# What is being asked:
Using the material that follows, identify and copy each line with the string "detached".

# Dataset:
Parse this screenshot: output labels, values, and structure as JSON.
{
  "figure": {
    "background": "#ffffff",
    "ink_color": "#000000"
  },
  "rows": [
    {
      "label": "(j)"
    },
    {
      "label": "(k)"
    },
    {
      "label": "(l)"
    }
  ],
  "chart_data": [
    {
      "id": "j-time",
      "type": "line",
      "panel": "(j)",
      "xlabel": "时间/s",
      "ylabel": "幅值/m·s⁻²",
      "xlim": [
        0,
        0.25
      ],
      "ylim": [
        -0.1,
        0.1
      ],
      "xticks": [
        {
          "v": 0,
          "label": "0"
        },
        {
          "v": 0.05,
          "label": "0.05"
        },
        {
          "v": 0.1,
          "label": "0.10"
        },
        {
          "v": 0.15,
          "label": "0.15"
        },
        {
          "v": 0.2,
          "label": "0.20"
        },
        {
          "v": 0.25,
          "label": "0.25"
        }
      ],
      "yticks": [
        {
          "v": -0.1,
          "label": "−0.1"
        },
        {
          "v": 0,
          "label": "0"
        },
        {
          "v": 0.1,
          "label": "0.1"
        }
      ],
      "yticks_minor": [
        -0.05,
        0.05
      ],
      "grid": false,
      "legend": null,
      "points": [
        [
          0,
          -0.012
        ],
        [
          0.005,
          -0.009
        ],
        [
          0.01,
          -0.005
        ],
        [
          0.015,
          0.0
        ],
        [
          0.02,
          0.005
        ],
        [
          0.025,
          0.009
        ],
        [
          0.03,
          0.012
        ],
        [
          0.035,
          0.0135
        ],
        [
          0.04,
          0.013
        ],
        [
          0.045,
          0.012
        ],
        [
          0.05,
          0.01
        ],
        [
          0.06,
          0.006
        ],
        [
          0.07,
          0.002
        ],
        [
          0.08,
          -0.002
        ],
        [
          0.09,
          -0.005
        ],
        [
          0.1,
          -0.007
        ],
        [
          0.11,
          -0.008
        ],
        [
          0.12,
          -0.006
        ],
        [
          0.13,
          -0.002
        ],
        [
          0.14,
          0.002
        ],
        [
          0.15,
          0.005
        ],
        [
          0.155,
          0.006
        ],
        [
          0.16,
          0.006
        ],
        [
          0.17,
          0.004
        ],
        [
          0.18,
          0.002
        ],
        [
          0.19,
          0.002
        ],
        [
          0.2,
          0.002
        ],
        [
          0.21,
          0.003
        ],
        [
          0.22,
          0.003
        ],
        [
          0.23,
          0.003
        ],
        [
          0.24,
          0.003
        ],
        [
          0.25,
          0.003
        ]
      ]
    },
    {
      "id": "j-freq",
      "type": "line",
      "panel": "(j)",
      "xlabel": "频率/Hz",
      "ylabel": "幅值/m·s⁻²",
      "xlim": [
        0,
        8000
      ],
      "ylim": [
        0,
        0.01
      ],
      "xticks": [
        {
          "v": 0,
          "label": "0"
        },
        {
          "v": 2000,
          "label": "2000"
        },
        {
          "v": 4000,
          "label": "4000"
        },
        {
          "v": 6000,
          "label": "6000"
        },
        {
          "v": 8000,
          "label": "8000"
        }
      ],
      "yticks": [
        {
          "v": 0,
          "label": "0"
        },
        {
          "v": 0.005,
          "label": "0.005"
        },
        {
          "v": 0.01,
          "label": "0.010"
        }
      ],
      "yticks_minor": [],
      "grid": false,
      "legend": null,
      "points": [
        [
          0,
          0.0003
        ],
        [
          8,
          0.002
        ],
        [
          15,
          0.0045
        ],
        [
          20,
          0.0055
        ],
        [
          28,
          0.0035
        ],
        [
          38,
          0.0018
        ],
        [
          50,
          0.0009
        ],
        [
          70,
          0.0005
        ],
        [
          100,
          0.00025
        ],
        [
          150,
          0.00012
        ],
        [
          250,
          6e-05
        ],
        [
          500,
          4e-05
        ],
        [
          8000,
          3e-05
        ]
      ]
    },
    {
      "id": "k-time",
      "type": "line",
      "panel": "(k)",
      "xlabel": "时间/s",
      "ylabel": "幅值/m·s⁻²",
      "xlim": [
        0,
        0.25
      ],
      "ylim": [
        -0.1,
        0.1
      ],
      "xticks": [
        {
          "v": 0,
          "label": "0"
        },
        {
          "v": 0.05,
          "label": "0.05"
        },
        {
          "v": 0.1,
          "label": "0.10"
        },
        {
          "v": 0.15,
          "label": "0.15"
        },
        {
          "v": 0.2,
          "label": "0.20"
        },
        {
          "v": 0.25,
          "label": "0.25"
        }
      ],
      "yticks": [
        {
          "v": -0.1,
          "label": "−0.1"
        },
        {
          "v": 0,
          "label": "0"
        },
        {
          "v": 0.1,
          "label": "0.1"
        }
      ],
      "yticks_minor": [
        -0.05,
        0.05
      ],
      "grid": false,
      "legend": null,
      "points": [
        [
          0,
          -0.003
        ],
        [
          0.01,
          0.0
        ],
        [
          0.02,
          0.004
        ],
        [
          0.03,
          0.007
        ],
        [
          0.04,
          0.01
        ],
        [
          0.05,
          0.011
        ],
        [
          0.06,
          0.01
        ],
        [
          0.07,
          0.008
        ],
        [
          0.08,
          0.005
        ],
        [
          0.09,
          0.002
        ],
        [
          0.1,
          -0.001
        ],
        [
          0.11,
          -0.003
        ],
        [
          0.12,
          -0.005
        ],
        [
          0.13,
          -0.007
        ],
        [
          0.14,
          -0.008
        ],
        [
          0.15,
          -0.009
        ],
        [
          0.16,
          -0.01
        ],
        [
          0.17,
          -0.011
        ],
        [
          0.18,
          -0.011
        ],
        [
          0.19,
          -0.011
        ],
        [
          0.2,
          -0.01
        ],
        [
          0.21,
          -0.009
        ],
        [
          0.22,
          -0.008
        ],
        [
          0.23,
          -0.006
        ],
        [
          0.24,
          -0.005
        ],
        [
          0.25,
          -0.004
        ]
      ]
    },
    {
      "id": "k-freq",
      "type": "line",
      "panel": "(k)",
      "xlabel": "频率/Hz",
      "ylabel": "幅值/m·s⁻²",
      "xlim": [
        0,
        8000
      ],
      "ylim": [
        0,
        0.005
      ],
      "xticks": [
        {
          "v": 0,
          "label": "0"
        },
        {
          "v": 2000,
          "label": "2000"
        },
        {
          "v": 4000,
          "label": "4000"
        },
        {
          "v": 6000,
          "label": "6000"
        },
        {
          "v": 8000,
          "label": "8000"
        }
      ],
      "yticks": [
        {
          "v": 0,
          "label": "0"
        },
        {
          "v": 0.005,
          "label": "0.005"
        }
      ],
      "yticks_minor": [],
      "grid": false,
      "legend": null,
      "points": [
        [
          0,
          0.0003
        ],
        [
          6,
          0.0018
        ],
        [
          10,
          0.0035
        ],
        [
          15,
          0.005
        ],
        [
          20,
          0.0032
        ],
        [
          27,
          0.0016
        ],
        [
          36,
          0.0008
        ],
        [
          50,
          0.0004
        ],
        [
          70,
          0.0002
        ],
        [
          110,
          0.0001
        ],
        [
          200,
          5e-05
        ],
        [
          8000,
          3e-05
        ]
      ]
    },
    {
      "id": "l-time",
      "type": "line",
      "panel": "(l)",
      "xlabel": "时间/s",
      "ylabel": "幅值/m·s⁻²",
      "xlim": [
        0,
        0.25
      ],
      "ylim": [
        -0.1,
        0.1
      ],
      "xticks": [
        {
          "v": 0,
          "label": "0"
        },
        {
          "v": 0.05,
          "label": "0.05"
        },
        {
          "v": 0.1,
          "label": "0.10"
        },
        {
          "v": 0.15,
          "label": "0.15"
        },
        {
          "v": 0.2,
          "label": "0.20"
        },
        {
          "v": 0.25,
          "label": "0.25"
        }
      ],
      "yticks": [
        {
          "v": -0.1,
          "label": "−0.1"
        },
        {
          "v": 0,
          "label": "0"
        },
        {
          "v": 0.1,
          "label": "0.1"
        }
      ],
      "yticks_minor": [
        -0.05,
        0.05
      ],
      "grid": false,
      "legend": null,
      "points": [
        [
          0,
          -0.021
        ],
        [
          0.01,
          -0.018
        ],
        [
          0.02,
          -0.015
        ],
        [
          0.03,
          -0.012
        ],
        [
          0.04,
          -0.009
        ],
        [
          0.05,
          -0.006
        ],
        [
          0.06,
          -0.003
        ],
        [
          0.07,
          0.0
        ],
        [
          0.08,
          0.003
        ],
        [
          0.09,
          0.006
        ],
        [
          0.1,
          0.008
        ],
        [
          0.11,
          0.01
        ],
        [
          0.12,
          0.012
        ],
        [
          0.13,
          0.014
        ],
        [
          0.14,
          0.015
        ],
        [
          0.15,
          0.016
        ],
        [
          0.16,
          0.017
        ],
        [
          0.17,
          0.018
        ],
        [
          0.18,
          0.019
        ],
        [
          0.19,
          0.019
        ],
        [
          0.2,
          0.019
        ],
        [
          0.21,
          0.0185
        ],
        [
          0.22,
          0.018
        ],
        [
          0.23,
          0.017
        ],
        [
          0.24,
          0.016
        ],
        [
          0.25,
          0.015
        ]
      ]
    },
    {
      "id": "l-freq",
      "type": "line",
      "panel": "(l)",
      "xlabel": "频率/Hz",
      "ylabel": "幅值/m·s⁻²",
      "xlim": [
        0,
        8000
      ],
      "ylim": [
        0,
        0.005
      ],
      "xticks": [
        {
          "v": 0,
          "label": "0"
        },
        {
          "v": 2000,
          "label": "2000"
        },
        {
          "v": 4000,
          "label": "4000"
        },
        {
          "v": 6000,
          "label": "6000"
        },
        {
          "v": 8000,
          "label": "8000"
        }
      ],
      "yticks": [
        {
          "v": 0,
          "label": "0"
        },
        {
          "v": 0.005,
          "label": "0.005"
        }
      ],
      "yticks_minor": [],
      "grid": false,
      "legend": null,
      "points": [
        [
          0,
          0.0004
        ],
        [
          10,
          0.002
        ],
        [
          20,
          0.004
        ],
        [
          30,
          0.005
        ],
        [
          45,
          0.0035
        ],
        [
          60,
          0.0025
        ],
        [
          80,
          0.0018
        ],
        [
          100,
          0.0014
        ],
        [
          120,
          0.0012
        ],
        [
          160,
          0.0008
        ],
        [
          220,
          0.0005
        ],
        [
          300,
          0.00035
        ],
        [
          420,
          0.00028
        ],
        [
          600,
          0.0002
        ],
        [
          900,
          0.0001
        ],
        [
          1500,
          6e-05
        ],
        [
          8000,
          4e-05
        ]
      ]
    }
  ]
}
...
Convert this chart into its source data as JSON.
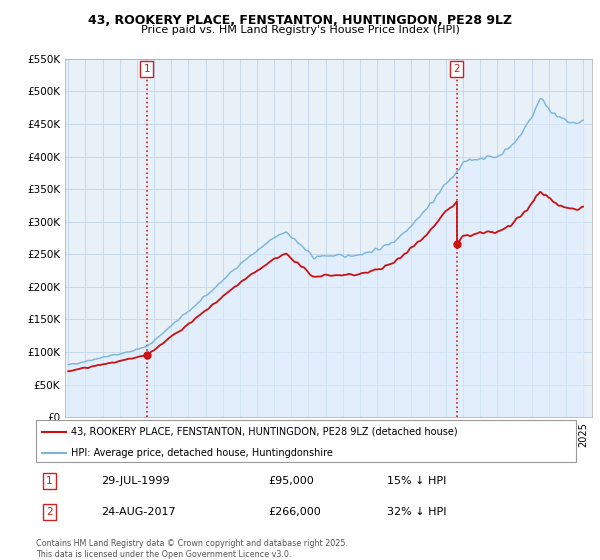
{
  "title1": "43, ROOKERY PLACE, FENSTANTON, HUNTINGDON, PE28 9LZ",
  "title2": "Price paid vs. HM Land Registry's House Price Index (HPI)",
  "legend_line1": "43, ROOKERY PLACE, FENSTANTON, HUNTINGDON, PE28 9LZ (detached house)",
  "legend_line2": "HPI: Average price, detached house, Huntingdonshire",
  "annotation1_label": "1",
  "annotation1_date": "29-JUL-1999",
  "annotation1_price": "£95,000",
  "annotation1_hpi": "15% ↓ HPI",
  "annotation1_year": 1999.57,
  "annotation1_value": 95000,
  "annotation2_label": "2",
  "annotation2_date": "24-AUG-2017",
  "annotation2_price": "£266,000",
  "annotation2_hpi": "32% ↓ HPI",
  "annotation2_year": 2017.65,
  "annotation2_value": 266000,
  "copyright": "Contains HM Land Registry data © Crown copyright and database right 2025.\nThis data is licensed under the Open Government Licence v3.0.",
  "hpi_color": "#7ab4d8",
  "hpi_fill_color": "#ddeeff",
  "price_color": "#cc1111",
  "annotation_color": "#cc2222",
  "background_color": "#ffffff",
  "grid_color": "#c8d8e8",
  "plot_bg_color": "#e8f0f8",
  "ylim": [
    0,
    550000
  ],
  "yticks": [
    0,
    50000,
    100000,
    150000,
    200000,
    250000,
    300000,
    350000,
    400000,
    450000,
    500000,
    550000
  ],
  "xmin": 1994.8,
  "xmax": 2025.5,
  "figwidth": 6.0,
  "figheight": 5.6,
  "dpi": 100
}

# The reply:
  "legend_line1": "43, ROOKERY PLACE, FENSTANTON, HUNTINGDON, PE28 9LZ (detached house)",
  "legend_line2": "HPI: Average price, detached house, Huntingdonshire",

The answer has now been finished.